- _Dataset content_:
------------------------------------

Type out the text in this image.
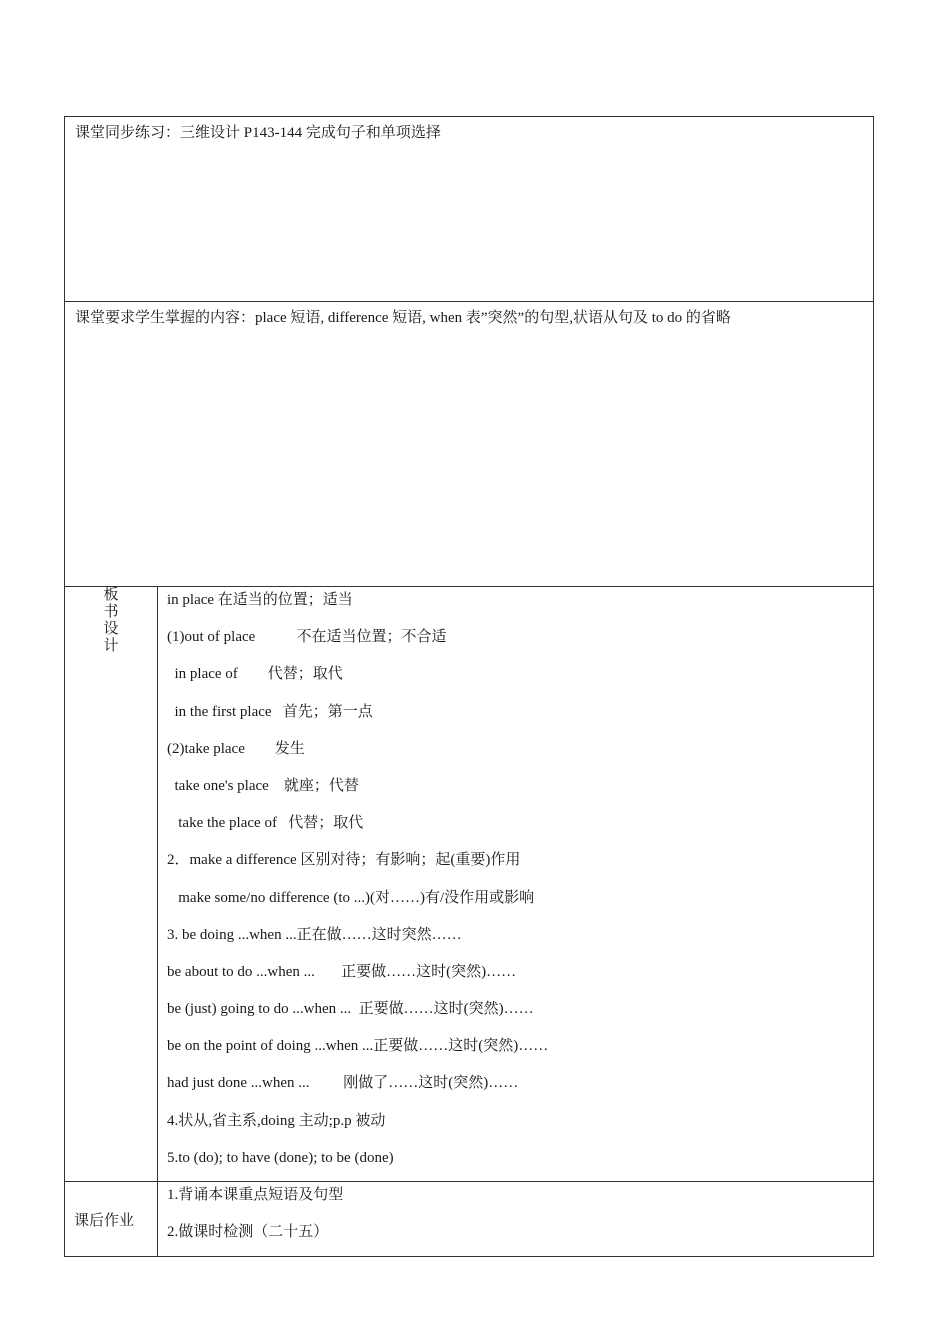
课堂同步练习：三维设计 P143-144 完成句子和单项选择
课堂要求学生掌握的内容：place 短语, difference 短语, when 表”突然”的句型,状语从句及 to do 的省略
板
书
设
计
in place 在适当的位置；适当
(1)out of place           不在适当位置；不合适
in place of        代替；取代
in the first place   首先；第一点
(2)take place        发生
take one's place    就座；代替
take the place of   代替；取代
2．make a difference 区别对待；有影响；起(重要)作用
make some/no difference (to ...)(对……)有/没作用或影响
3. be doing ...when ...正在做……这时突然……
be about to do ...when ...       正要做……这时(突然)……
be (just) going to do ...when ...  正要做……这时(突然)……
be on the point of doing ...when ...正要做……这时(突然)……
had just done ...when ...         刚做了……这时(突然)……
4.状从,省主系,doing 主动;p.p 被动
5.to (do); to have (done); to be (done)
课后作业
1.背诵本课重点短语及句型
2.做课时检测（二十五）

------------------------------------

Set each line of the records down exactly, leaving every picture out.

- _Full output_:
Type out the text in this image.
课堂同步练习：三维设计 P143-144 完成句子和单项选择
课堂要求学生掌握的内容：place 短语, difference 短语, when 表”突然”的句型,状语从句及 to do 的省略
板
书
设
计
in place 在适当的位置；适当
(1)out of place           不在适当位置；不合适
in place of        代替；取代
in the first place   首先；第一点
(2)take place        发生
take one's place    就座；代替
take the place of   代替；取代
2．make a difference 区别对待；有影响；起(重要)作用
make some/no difference (to ...)(对……)有/没作用或影响
3. be doing ...when ...正在做……这时突然……
be about to do ...when ...       正要做……这时(突然)……
be (just) going to do ...when ...  正要做……这时(突然)……
be on the point of doing ...when ...正要做……这时(突然)……
had just done ...when ...         刚做了……这时(突然)……
4.状从,省主系,doing 主动;p.p 被动
5.to (do); to have (done); to be (done)
课后作业
1.背诵本课重点短语及句型
2.做课时检测（二十五）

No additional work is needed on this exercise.